## begin PROVIDED ENTRIES

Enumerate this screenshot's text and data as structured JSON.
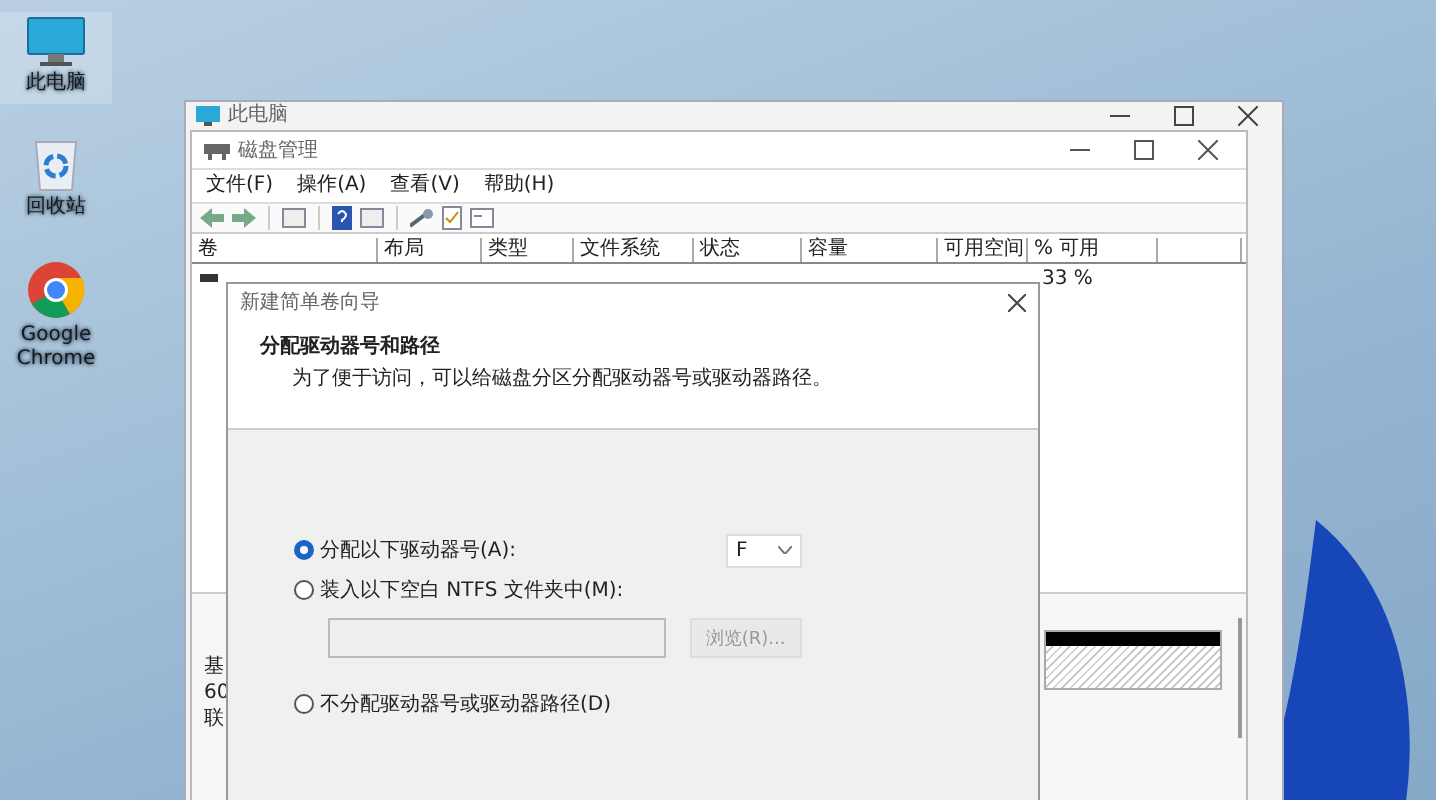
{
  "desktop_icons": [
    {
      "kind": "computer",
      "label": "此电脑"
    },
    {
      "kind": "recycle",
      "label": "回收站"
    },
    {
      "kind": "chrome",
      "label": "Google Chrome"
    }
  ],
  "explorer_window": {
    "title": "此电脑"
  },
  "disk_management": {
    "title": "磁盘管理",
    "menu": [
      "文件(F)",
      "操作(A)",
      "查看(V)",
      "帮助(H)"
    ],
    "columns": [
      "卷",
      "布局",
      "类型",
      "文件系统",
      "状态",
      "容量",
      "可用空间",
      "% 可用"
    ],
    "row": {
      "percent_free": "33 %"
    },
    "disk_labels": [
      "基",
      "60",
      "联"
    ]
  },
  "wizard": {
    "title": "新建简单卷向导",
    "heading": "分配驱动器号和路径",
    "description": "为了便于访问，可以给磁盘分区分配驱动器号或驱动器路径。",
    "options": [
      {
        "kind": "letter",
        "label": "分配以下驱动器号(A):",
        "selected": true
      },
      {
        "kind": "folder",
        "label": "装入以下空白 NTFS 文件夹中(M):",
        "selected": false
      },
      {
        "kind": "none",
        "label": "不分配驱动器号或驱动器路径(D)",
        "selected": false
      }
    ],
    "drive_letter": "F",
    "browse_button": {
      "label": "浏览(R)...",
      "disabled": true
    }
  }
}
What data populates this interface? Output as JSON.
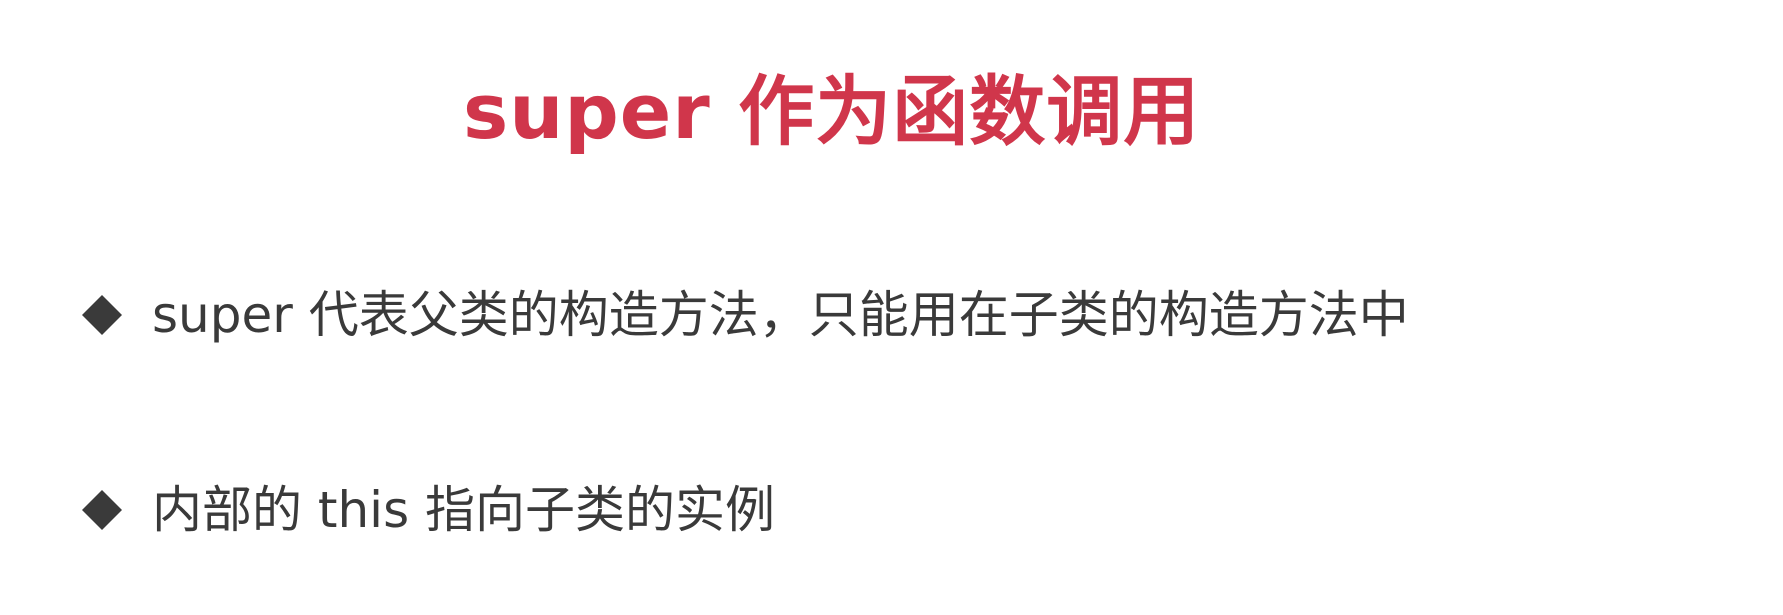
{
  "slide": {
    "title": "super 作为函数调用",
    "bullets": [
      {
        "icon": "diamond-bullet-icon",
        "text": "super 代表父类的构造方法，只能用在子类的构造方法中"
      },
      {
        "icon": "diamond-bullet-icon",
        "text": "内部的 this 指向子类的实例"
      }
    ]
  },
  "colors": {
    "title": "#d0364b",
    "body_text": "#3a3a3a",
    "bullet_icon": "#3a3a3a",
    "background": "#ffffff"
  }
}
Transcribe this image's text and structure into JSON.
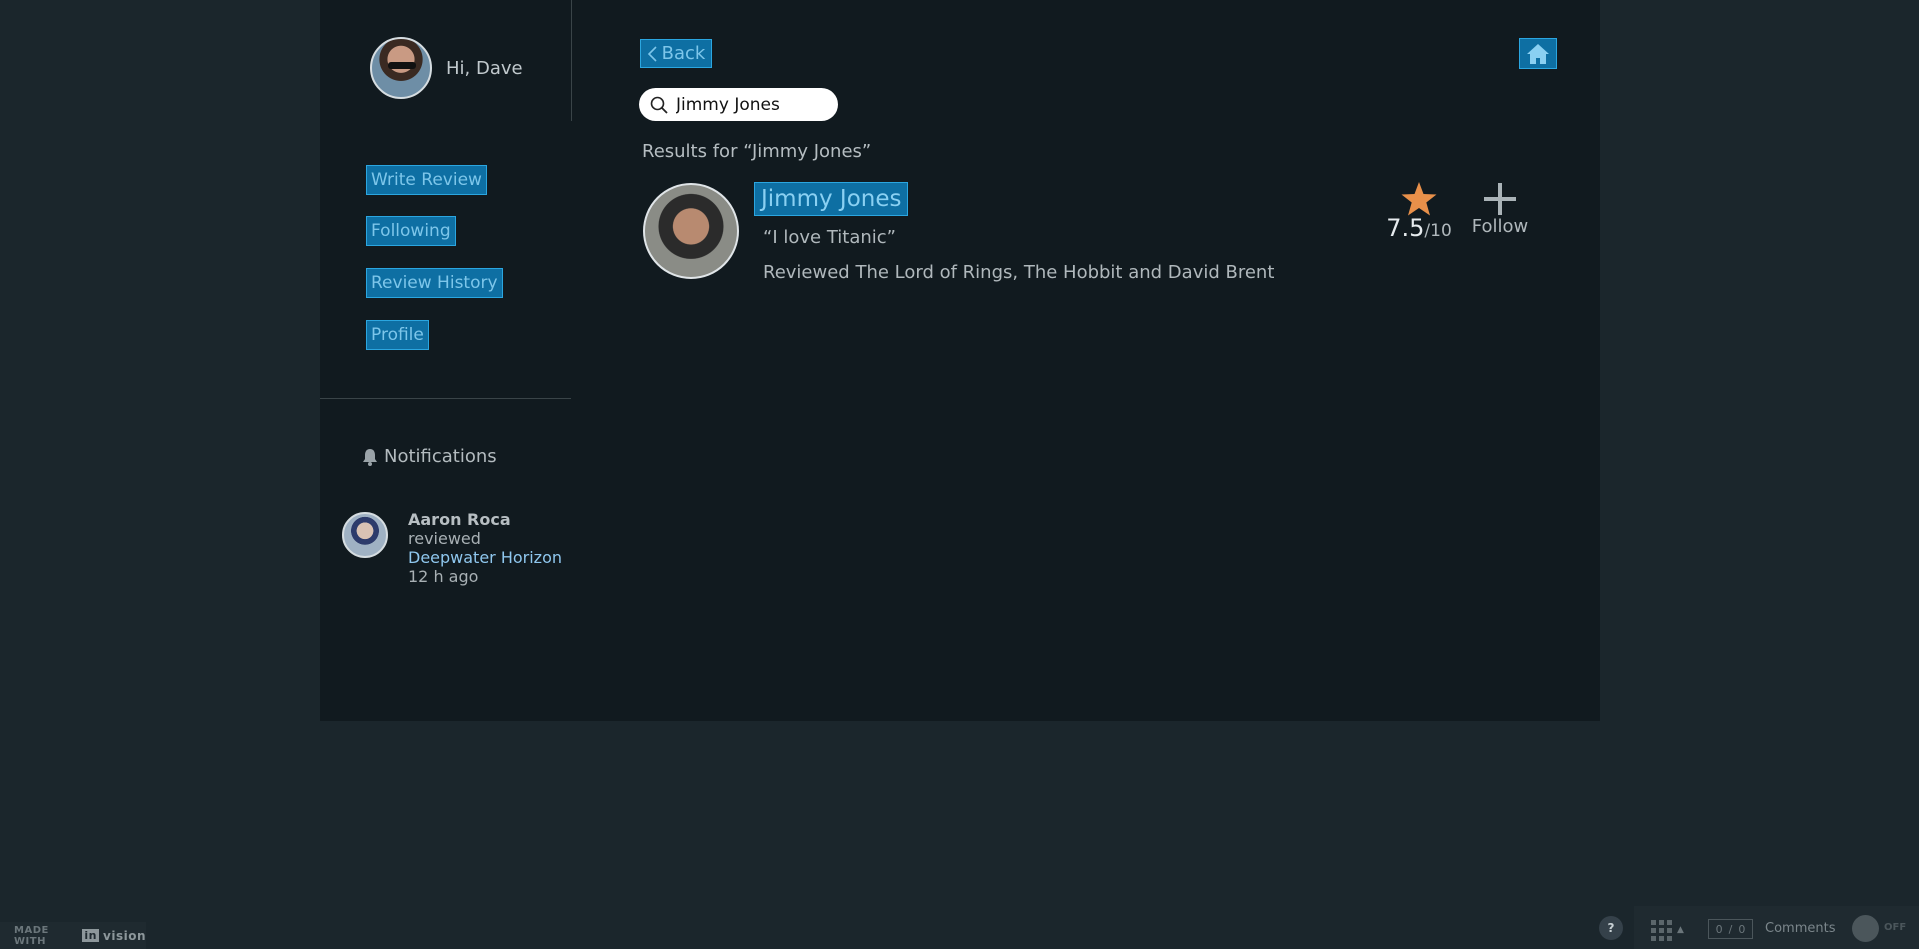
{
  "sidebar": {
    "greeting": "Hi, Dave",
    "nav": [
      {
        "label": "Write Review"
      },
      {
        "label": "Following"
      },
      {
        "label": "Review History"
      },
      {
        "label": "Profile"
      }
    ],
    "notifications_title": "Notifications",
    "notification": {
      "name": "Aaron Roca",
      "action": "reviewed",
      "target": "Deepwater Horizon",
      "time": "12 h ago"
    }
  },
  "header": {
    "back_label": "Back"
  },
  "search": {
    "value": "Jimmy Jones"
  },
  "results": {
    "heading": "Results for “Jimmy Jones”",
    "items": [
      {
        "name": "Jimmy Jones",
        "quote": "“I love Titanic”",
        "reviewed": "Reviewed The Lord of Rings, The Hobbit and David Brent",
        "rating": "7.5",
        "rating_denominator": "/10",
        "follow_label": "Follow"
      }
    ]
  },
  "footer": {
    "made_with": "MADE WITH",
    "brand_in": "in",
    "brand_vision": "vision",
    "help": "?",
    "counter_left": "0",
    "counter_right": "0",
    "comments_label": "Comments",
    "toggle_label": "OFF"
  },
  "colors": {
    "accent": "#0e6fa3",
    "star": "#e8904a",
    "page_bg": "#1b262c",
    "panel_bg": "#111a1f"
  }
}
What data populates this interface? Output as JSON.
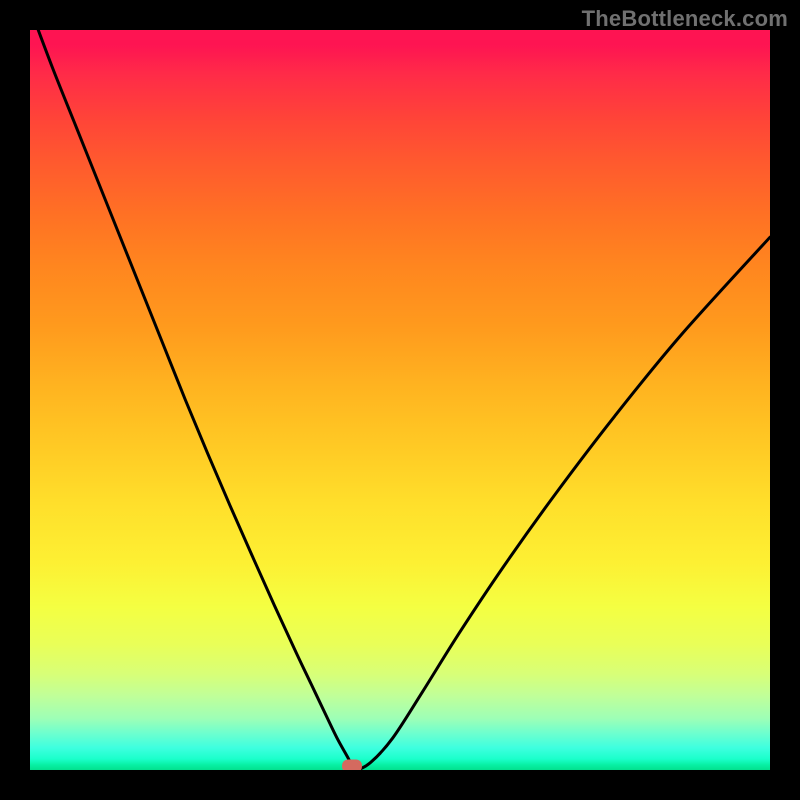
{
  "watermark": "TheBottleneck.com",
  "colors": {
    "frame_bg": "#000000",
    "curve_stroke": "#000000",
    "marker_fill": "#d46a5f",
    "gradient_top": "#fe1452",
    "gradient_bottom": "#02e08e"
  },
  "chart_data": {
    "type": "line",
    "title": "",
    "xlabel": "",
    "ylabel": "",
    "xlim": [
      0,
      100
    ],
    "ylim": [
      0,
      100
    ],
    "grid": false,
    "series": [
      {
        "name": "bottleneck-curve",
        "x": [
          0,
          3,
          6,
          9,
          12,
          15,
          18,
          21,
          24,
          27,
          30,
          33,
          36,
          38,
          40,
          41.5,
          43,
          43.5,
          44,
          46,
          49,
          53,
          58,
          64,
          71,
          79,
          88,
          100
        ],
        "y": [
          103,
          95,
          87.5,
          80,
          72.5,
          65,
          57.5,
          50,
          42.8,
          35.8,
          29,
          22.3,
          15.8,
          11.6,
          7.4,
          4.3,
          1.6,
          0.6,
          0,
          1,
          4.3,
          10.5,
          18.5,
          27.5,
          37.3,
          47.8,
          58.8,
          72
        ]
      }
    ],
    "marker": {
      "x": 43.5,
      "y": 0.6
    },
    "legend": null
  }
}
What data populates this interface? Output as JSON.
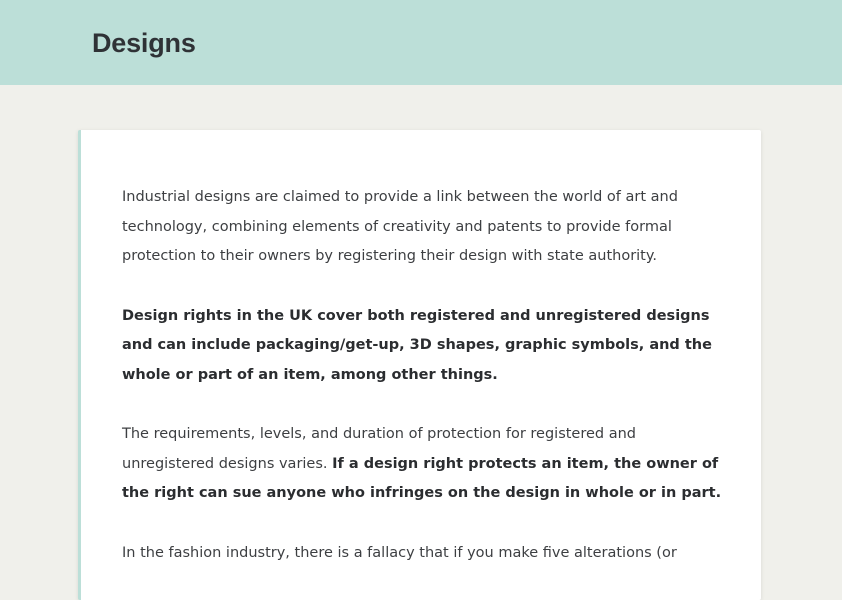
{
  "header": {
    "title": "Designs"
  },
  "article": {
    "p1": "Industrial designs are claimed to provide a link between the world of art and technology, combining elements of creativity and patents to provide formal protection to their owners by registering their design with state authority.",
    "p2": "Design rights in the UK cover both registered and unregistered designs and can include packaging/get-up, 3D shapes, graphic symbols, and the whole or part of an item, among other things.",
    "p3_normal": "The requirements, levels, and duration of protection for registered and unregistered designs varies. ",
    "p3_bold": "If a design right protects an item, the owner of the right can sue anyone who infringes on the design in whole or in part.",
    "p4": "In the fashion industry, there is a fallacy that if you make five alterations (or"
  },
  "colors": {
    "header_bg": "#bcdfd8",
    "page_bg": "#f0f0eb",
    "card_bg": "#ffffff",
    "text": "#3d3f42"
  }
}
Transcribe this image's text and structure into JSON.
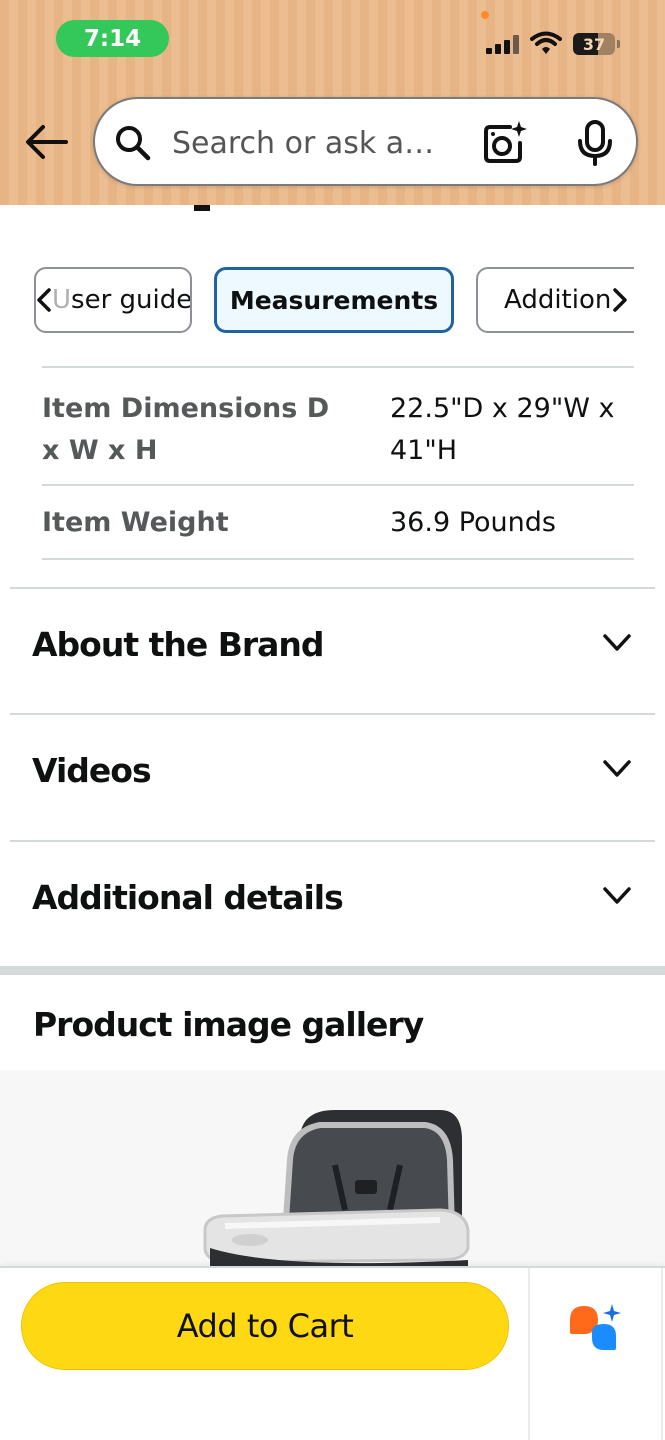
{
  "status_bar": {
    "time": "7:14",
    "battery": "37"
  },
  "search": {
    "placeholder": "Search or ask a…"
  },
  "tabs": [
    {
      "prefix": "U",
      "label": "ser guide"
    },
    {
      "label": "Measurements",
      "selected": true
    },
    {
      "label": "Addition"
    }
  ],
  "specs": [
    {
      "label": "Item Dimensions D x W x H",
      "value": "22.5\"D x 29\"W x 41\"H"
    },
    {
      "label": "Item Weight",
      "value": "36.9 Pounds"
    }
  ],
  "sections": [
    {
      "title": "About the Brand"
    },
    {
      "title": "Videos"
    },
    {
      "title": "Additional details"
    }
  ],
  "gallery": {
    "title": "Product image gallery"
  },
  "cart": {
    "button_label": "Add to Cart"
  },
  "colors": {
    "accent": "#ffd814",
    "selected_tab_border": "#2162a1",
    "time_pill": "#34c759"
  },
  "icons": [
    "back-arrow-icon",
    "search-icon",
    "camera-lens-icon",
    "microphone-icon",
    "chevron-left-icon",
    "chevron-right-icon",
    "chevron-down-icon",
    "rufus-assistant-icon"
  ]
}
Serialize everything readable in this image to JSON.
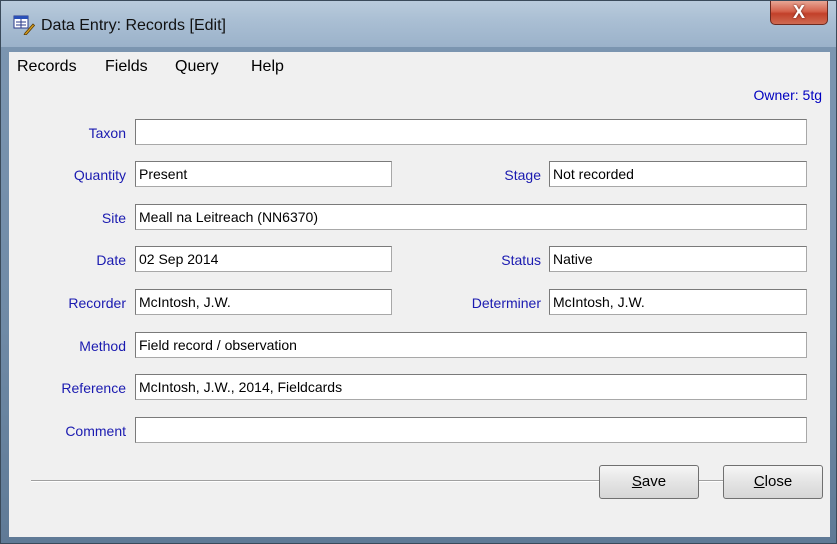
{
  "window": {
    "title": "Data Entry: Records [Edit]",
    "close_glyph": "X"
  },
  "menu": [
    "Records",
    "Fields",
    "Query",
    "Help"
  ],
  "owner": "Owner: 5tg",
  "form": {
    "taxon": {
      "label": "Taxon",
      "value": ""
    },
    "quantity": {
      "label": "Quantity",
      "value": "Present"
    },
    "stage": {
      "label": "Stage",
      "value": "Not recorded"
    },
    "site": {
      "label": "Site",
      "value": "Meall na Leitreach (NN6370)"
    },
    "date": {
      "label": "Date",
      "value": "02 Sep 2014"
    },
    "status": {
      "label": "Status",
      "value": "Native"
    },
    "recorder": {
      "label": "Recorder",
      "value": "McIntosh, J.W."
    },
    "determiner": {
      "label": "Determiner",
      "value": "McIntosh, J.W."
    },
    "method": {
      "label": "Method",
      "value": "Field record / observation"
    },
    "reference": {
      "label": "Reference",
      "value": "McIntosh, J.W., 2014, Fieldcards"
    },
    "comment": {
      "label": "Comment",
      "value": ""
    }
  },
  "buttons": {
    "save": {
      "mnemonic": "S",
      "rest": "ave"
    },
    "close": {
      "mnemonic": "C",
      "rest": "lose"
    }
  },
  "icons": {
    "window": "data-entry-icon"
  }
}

## end PROVIDED ENTRIES

THE PROBLEM: Using the entries above, return each line that includes the word "unregistered".

FINISHED ANSWER:
    "p2": "Design rights in the UK cover both registered and unregistered designs and can include packaging/get-up, 3D shapes, graphic symbols, and the whole or part of an item, among other things.",
    "p3_normal": "The requirements, levels, and duration of protection for registered and unregistered designs varies. ",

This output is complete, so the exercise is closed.